▶ WORK INSTRUCTION:
In the entries that follow, find the word "Care" and report each line it is on.

▶ SOURCE MATERIAL:
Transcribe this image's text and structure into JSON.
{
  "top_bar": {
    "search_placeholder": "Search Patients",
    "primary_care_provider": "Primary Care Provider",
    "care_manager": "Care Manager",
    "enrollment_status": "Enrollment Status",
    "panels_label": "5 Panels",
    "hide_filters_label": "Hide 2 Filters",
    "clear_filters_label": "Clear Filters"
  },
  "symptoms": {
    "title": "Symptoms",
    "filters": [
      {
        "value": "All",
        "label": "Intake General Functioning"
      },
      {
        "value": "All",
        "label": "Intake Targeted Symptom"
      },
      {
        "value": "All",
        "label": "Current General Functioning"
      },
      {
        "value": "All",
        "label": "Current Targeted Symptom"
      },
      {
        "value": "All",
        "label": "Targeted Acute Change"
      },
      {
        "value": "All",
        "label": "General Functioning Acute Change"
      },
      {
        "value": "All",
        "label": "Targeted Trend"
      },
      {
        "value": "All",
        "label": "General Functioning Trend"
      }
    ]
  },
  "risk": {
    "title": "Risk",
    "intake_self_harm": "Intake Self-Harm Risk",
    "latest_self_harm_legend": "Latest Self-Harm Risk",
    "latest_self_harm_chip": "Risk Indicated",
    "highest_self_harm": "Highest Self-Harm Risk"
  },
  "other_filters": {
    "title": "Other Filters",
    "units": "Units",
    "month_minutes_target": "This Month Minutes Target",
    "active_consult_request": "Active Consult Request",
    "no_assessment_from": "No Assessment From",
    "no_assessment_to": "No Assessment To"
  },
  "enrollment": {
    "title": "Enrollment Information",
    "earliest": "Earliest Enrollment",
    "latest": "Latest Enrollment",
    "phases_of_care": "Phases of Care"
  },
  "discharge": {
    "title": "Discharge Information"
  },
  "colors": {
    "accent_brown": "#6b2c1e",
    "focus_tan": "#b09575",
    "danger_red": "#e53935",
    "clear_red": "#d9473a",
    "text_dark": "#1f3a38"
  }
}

▶ RESPONSE TO THIS EXERCISE:
    "primary_care_provider": "Primary Care Provider",
    "care_manager": "Care Manager",
    "phases_of_care": "Phases of Care"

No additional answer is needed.